• _OBJECTIVE_:
In the listing below, count each line containing "Global" and answer with the count only.

Extracted data entries
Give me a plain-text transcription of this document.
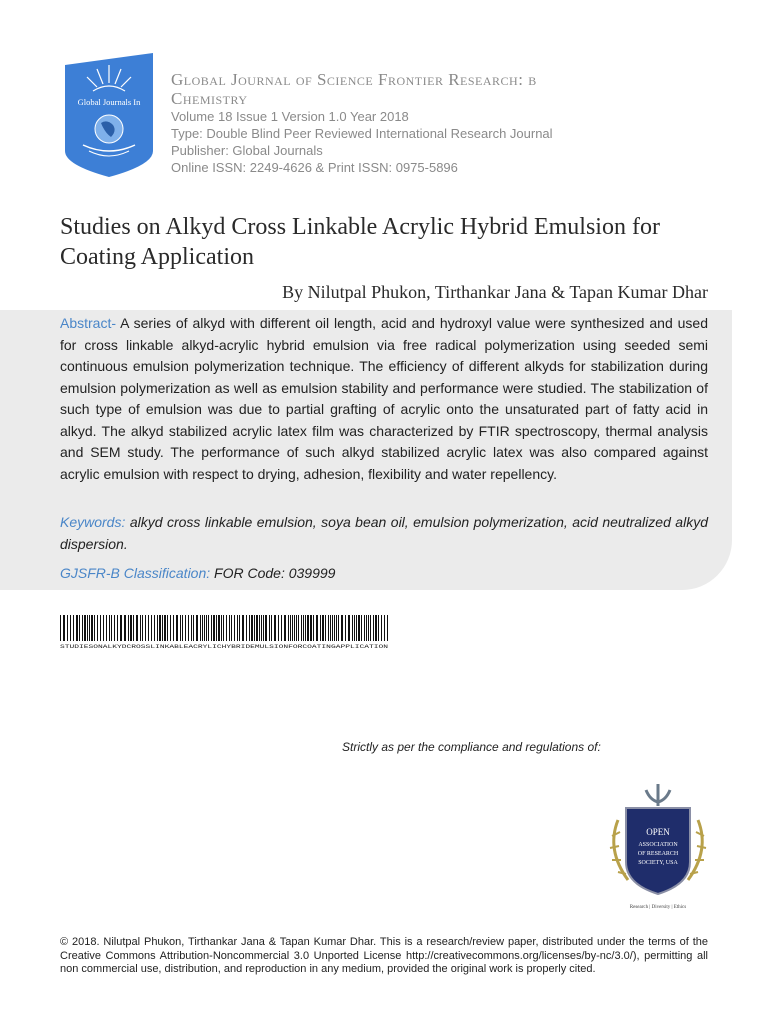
Global Journals In
Global Journal of Science Frontier Research: b
Chemistry
Volume 18 Issue 1 Version 1.0 Year 2018
Type: Double Blind Peer Reviewed International Research Journal
Publisher: Global Journals
Online ISSN: 2249-4626 & Print ISSN: 0975-5896
Studies on Alkyd Cross Linkable Acrylic Hybrid Emulsion for Coating Application
By Nilutpal Phukon, Tirthankar Jana & Tapan Kumar Dhar
Abstract- A series of alkyd with different oil length, acid and hydroxyl value were synthesized and used for cross linkable alkyd-acrylic hybrid emulsion via free radical polymerization using seeded semi continuous emulsion polymerization technique. The efficiency of different alkyds for stabilization during emulsion polymerization as well as emulsion stability and performance were studied. The stabilization of such type of emulsion was due to partial grafting of acrylic onto the unsaturated part of fatty acid in alkyd. The alkyd stabilized acrylic latex film was characterized by FTIR spectroscopy, thermal analysis and SEM study. The performance of such alkyd stabilized acrylic latex was also compared against acrylic emulsion with respect to drying, adhesion, flexibility and water repellency.
Keywords: alkyd cross linkable emulsion, soya bean oil, emulsion polymerization, acid neutralized alkyd dispersion.
GJSFR-B Classification: FOR Code: 039999
STUDIESONALKYDCROSSLINKABLEACRYLICHYBRIDEMULSIONFORCOATINGAPPLICATION
Strictly as per the compliance and regulations of:
OPEN
ASSOCIATION
OF RESEARCH
SOCIETY, USA
Research | Diversity | Ethics
© 2018. Nilutpal Phukon, Tirthankar Jana & Tapan Kumar Dhar. This is a research/review paper, distributed under the terms of the Creative Commons Attribution-Noncommercial 3.0 Unported License http://creativecommons.org/licenses/by-nc/3.0/), permitting all non commercial use, distribution, and reproduction in any medium, provided the original work is properly cited.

• _TASK OUTPUT_:
3